What you should do -
The answer must be every line below that contains the string "made".

== Data ==

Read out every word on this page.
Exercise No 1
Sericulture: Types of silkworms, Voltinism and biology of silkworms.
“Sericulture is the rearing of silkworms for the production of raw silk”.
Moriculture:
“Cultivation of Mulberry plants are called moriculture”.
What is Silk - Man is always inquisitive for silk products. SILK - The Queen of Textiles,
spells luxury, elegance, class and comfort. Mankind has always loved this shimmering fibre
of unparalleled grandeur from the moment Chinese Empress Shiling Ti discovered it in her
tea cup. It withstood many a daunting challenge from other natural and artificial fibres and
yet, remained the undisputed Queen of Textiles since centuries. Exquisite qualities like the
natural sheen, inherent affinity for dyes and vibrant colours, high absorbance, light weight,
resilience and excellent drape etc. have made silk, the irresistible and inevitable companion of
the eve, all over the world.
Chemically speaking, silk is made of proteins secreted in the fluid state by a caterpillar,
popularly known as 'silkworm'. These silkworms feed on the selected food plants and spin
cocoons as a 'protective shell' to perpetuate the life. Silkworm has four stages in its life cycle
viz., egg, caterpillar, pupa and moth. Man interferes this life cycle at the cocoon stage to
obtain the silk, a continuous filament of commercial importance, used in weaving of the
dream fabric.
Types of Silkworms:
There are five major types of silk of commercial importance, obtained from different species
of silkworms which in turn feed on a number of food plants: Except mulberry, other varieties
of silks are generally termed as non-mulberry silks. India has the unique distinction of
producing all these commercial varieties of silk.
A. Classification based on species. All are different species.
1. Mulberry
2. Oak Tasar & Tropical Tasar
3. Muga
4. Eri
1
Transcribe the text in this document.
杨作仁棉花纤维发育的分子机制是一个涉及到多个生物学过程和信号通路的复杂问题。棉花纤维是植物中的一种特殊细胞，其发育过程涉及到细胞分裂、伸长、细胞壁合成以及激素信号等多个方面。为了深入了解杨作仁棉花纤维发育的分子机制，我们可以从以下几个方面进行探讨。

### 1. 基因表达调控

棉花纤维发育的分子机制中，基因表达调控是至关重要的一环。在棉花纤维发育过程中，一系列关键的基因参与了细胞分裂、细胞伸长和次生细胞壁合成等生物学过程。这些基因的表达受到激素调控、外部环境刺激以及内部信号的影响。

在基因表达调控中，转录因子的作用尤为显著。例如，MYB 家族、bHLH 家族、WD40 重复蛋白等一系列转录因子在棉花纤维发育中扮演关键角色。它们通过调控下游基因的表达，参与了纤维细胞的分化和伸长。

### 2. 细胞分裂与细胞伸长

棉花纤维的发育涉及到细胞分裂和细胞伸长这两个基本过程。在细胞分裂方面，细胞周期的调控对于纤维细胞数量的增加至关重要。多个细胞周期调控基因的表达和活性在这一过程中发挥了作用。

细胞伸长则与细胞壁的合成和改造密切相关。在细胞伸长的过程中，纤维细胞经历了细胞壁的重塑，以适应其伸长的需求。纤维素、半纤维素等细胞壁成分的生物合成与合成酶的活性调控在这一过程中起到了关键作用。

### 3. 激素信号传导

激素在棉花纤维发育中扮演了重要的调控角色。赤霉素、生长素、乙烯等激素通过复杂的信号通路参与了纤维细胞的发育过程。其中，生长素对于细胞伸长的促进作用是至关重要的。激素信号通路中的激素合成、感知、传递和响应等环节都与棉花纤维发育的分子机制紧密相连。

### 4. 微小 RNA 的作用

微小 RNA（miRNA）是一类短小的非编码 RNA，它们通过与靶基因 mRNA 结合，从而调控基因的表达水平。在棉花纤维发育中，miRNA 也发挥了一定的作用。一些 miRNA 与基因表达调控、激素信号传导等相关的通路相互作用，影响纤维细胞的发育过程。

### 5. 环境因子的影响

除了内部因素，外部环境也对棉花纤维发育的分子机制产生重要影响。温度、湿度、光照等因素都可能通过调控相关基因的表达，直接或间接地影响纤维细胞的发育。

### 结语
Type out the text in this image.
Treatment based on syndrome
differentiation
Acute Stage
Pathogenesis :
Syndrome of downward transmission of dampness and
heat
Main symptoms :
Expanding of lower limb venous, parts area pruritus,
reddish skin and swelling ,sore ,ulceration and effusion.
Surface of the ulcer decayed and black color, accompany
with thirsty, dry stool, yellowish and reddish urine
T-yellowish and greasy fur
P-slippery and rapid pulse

===

Task output -
resilience and excellent drape etc. have made silk, the irresistible and inevitable companion of
Chemically speaking, silk is made of proteins secreted in the fluid state by a caterpillar,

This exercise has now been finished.